The data
▬▬▬
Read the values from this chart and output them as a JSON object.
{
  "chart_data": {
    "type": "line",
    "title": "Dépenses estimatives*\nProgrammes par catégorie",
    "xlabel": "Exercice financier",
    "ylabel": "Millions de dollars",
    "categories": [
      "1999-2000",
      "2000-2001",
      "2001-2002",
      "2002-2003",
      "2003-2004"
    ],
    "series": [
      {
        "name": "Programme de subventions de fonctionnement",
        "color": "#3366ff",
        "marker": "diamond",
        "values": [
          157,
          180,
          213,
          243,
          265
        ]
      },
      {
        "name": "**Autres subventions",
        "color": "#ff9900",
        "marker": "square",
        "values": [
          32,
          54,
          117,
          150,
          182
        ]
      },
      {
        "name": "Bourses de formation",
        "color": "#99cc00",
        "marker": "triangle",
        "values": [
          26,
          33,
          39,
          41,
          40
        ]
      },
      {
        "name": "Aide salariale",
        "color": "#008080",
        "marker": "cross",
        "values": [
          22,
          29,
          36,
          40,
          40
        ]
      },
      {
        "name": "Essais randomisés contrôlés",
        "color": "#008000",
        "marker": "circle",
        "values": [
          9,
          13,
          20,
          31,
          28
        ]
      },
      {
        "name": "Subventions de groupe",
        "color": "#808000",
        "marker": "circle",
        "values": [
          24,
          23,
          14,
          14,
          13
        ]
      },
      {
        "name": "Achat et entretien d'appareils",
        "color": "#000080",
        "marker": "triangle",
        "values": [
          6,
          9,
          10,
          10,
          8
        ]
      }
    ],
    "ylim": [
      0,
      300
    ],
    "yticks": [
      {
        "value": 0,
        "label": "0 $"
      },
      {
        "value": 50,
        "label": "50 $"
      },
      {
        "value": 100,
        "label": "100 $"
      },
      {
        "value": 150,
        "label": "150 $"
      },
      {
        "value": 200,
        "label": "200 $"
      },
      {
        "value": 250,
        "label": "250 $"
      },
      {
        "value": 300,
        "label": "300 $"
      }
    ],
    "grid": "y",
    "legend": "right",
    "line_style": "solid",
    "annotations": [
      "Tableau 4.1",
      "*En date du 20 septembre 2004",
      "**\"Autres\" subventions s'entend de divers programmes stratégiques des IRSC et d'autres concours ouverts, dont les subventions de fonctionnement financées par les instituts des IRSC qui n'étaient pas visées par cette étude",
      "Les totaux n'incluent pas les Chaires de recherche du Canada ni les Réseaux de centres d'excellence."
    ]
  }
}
▬▬▬
Aim of the task
All of the data shown above must be copied exactly.

Answer to this problem
Read the values from this chart and output them as a JSON object.
{
  "chart_data": {
    "type": "line",
    "title": "Dépenses estimatives*\nProgrammes par catégorie",
    "xlabel": "Exercice financier",
    "ylabel": "Millions de dollars",
    "categories": [
      "1999-2000",
      "2000-2001",
      "2001-2002",
      "2002-2003",
      "2003-2004"
    ],
    "series": [
      {
        "name": "Programme de subventions de fonctionnement",
        "color": "#3366ff",
        "marker": "diamond",
        "values": [
          157,
          180,
          213,
          243,
          265
        ]
      },
      {
        "name": "**Autres subventions",
        "color": "#ff9900",
        "marker": "square",
        "values": [
          32,
          54,
          117,
          150,
          182
        ]
      },
      {
        "name": "Bourses de formation",
        "color": "#99cc00",
        "marker": "triangle",
        "values": [
          26,
          33,
          39,
          41,
          40
        ]
      },
      {
        "name": "Aide salariale",
        "color": "#008080",
        "marker": "cross",
        "values": [
          22,
          29,
          36,
          40,
          40
        ]
      },
      {
        "name": "Essais randomisés contrôlés",
        "color": "#008000",
        "marker": "circle",
        "values": [
          9,
          13,
          20,
          31,
          28
        ]
      },
      {
        "name": "Subventions de groupe",
        "color": "#808000",
        "marker": "circle",
        "values": [
          24,
          23,
          14,
          14,
          13
        ]
      },
      {
        "name": "Achat et entretien d'appareils",
        "color": "#000080",
        "marker": "triangle",
        "values": [
          6,
          9,
          10,
          10,
          8
        ]
      }
    ],
    "ylim": [
      0,
      300
    ],
    "yticks": [
      {
        "value": 0,
        "label": "0 $"
      },
      {
        "value": 50,
        "label": "50 $"
      },
      {
        "value": 100,
        "label": "100 $"
      },
      {
        "value": 150,
        "label": "150 $"
      },
      {
        "value": 200,
        "label": "200 $"
      },
      {
        "value": 250,
        "label": "250 $"
      },
      {
        "value": 300,
        "label": "300 $"
      }
    ],
    "grid": "y",
    "legend": "right",
    "line_style": "solid",
    "annotations": [
      "Tableau 4.1",
      "*En date du 20 septembre 2004",
      "**\"Autres\" subventions s'entend de divers programmes stratégiques des IRSC et d'autres concours ouverts, dont les subventions de fonctionnement financées par les instituts des IRSC qui n'étaient pas visées par cette étude",
      "Les totaux n'incluent pas les Chaires de recherche du Canada ni les Réseaux de centres d'excellence."
    ]
  }
}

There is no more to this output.